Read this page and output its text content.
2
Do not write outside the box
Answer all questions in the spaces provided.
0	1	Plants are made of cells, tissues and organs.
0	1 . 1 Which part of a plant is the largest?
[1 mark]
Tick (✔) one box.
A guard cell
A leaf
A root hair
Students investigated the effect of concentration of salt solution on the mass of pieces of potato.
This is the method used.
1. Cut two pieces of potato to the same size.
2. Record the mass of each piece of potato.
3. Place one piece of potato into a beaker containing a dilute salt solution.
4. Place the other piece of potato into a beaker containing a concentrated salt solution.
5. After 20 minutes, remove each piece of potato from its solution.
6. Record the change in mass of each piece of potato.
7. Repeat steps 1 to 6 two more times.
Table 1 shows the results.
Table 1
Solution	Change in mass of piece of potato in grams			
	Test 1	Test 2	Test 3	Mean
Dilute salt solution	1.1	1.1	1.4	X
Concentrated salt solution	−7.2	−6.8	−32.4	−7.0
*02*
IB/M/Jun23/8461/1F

• • • •

◆ TASK PROMPT: Which lines of the listing above hold the word "Record"? Copy each of them.

◆ FINAL ANSWER:
2. Record the mass of each piece of potato.
6. Record the change in mass of each piece of potato.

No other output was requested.